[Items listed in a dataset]
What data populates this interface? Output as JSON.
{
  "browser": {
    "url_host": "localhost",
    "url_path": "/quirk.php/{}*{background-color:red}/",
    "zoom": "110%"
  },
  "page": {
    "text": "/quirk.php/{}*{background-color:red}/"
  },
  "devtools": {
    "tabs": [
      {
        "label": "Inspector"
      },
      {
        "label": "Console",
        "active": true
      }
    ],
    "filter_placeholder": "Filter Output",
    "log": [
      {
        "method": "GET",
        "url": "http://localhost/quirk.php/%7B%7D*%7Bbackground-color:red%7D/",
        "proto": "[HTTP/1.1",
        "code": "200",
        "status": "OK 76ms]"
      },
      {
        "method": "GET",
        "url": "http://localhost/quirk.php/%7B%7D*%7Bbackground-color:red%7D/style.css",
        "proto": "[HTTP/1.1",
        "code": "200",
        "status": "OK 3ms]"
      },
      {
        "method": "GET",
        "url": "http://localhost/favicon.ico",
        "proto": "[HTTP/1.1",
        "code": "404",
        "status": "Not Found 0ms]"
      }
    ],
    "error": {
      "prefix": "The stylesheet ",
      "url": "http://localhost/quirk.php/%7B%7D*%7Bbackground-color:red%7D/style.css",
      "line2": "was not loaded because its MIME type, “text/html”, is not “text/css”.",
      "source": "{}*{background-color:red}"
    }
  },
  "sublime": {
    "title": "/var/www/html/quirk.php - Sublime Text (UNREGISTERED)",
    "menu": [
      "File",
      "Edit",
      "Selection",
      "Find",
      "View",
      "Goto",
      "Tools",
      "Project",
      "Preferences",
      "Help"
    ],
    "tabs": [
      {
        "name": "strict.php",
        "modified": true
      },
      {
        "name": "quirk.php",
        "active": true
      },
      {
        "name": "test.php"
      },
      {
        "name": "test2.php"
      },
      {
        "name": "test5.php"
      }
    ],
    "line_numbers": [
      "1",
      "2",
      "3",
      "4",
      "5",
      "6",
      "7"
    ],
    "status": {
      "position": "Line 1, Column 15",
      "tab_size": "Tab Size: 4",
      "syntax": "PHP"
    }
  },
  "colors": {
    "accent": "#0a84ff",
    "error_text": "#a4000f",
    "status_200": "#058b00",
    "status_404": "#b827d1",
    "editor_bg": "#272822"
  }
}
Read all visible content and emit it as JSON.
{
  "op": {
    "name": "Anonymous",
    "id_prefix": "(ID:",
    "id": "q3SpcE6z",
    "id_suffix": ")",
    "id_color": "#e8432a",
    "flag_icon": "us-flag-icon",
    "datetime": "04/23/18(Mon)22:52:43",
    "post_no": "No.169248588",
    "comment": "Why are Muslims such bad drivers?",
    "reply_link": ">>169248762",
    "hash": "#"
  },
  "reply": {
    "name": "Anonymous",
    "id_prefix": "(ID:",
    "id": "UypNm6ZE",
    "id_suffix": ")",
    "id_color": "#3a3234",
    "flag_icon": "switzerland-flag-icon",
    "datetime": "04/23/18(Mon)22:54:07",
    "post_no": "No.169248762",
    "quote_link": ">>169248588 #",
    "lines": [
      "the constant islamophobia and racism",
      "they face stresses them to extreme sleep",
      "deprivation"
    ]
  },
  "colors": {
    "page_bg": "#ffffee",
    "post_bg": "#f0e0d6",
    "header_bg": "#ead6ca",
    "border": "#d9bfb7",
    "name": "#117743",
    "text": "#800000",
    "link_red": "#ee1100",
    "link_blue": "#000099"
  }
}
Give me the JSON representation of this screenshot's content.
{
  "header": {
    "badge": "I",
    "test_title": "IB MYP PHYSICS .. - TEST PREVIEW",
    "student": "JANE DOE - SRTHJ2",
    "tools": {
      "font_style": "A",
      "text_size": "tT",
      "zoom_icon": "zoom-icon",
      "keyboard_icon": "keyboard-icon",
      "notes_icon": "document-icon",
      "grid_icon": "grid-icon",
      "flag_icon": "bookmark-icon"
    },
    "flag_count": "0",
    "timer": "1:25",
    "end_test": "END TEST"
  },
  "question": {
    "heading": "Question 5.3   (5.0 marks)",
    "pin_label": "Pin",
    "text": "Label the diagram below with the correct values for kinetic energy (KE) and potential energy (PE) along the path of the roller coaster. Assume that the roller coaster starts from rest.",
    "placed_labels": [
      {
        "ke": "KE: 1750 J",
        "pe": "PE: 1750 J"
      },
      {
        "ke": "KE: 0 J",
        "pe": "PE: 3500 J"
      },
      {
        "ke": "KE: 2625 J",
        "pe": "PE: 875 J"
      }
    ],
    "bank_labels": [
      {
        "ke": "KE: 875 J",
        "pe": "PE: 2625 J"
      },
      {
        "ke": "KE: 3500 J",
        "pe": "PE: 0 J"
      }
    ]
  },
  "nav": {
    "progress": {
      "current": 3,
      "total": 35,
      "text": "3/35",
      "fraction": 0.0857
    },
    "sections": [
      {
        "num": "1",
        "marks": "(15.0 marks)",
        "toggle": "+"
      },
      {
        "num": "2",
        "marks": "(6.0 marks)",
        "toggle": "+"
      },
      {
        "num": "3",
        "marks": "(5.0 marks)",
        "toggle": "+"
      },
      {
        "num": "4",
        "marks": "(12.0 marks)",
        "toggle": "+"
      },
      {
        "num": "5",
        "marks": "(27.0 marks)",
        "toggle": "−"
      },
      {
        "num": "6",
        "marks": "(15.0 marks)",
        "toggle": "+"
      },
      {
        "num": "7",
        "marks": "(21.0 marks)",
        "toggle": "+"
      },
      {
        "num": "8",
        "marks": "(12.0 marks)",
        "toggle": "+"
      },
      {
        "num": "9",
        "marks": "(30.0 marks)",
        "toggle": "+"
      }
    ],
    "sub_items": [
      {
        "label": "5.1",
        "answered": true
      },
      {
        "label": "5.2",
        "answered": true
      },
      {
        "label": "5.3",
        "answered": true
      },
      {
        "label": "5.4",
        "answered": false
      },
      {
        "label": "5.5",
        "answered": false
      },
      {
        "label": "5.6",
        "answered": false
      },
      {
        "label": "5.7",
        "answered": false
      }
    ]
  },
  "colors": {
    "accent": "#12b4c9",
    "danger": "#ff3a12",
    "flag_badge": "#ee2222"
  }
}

WHAT YOU WILL DO
Show the data once more, exactly as it was written.

SOLUTION TO THIS TASK
What data populates this interface? Output as JSON.
{
  "browser": {
    "url_host": "localhost",
    "url_path": "/quirk.php/{}*{background-color:red}/",
    "zoom": "110%"
  },
  "page": {
    "text": "/quirk.php/{}*{background-color:red}/"
  },
  "devtools": {
    "tabs": [
      {
        "label": "Inspector"
      },
      {
        "label": "Console",
        "active": true
      }
    ],
    "filter_placeholder": "Filter Output",
    "log": [
      {
        "method": "GET",
        "url": "http://localhost/quirk.php/%7B%7D*%7Bbackground-color:red%7D/",
        "proto": "[HTTP/1.1",
        "code": "200",
        "status": "OK 76ms]"
      },
      {
        "method": "GET",
        "url": "http://localhost/quirk.php/%7B%7D*%7Bbackground-color:red%7D/style.css",
        "proto": "[HTTP/1.1",
        "code": "200",
        "status": "OK 3ms]"
      },
      {
        "method": "GET",
        "url": "http://localhost/favicon.ico",
        "proto": "[HTTP/1.1",
        "code": "404",
        "status": "Not Found 0ms]"
      }
    ],
    "error": {
      "prefix": "The stylesheet ",
      "url": "http://localhost/quirk.php/%7B%7D*%7Bbackground-color:red%7D/style.css",
      "line2": "was not loaded because its MIME type, “text/html”, is not “text/css”.",
      "source": "{}*{background-color:red}"
    }
  },
  "sublime": {
    "title": "/var/www/html/quirk.php - Sublime Text (UNREGISTERED)",
    "menu": [
      "File",
      "Edit",
      "Selection",
      "Find",
      "View",
      "Goto",
      "Tools",
      "Project",
      "Preferences",
      "Help"
    ],
    "tabs": [
      {
        "name": "strict.php",
        "modified": true
      },
      {
        "name": "quirk.php",
        "active": true
      },
      {
        "name": "test.php"
      },
      {
        "name": "test2.php"
      },
      {
        "name": "test5.php"
      }
    ],
    "line_numbers": [
      "1",
      "2",
      "3",
      "4",
      "5",
      "6",
      "7"
    ],
    "status": {
      "position": "Line 1, Column 15",
      "tab_size": "Tab Size: 4",
      "syntax": "PHP"
    }
  },
  "colors": {
    "accent": "#0a84ff",
    "error_text": "#a4000f",
    "status_200": "#058b00",
    "status_404": "#b827d1",
    "editor_bg": "#272822"
  }
}
Read all visible content and emit it as JSON.
{
  "op": {
    "name": "Anonymous",
    "id_prefix": "(ID:",
    "id": "q3SpcE6z",
    "id_suffix": ")",
    "id_color": "#e8432a",
    "flag_icon": "us-flag-icon",
    "datetime": "04/23/18(Mon)22:52:43",
    "post_no": "No.169248588",
    "comment": "Why are Muslims such bad drivers?",
    "reply_link": ">>169248762",
    "hash": "#"
  },
  "reply": {
    "name": "Anonymous",
    "id_prefix": "(ID:",
    "id": "UypNm6ZE",
    "id_suffix": ")",
    "id_color": "#3a3234",
    "flag_icon": "switzerland-flag-icon",
    "datetime": "04/23/18(Mon)22:54:07",
    "post_no": "No.169248762",
    "quote_link": ">>169248588 #",
    "lines": [
      "the constant islamophobia and racism",
      "they face stresses them to extreme sleep",
      "deprivation"
    ]
  },
  "colors": {
    "page_bg": "#ffffee",
    "post_bg": "#f0e0d6",
    "header_bg": "#ead6ca",
    "border": "#d9bfb7",
    "name": "#117743",
    "text": "#800000",
    "link_red": "#ee1100",
    "link_blue": "#000099"
  }
}
Give me the JSON representation of this screenshot's content.
{
  "header": {
    "badge": "I",
    "test_title": "IB MYP PHYSICS .. - TEST PREVIEW",
    "student": "JANE DOE - SRTHJ2",
    "tools": {
      "font_style": "A",
      "text_size": "tT",
      "zoom_icon": "zoom-icon",
      "keyboard_icon": "keyboard-icon",
      "notes_icon": "document-icon",
      "grid_icon": "grid-icon",
      "flag_icon": "bookmark-icon"
    },
    "flag_count": "0",
    "timer": "1:25",
    "end_test": "END TEST"
  },
  "question": {
    "heading": "Question 5.3   (5.0 marks)",
    "pin_label": "Pin",
    "text": "Label the diagram below with the correct values for kinetic energy (KE) and potential energy (PE) along the path of the roller coaster. Assume that the roller coaster starts from rest.",
    "placed_labels": [
      {
        "ke": "KE: 1750 J",
        "pe": "PE: 1750 J"
      },
      {
        "ke": "KE: 0 J",
        "pe": "PE: 3500 J"
      },
      {
        "ke": "KE: 2625 J",
        "pe": "PE: 875 J"
      }
    ],
    "bank_labels": [
      {
        "ke": "KE: 875 J",
        "pe": "PE: 2625 J"
      },
      {
        "ke": "KE: 3500 J",
        "pe": "PE: 0 J"
      }
    ]
  },
  "nav": {
    "progress": {
      "current": 3,
      "total": 35,
      "text": "3/35",
      "fraction": 0.0857
    },
    "sections": [
      {
        "num": "1",
        "marks": "(15.0 marks)",
        "toggle": "+"
      },
      {
        "num": "2",
        "marks": "(6.0 marks)",
        "toggle": "+"
      },
      {
        "num": "3",
        "marks": "(5.0 marks)",
        "toggle": "+"
      },
      {
        "num": "4",
        "marks": "(12.0 marks)",
        "toggle": "+"
      },
      {
        "num": "5",
        "marks": "(27.0 marks)",
        "toggle": "−"
      },
      {
        "num": "6",
        "marks": "(15.0 marks)",
        "toggle": "+"
      },
      {
        "num": "7",
        "marks": "(21.0 marks)",
        "toggle": "+"
      },
      {
        "num": "8",
        "marks": "(12.0 marks)",
        "toggle": "+"
      },
      {
        "num": "9",
        "marks": "(30.0 marks)",
        "toggle": "+"
      }
    ],
    "sub_items": [
      {
        "label": "5.1",
        "answered": true
      },
      {
        "label": "5.2",
        "answered": true
      },
      {
        "label": "5.3",
        "answered": true
      },
      {
        "label": "5.4",
        "answered": false
      },
      {
        "label": "5.5",
        "answered": false
      },
      {
        "label": "5.6",
        "answered": false
      },
      {
        "label": "5.7",
        "answered": false
      }
    ]
  },
  "colors": {
    "accent": "#12b4c9",
    "danger": "#ff3a12",
    "flag_badge": "#ee2222"
  }
}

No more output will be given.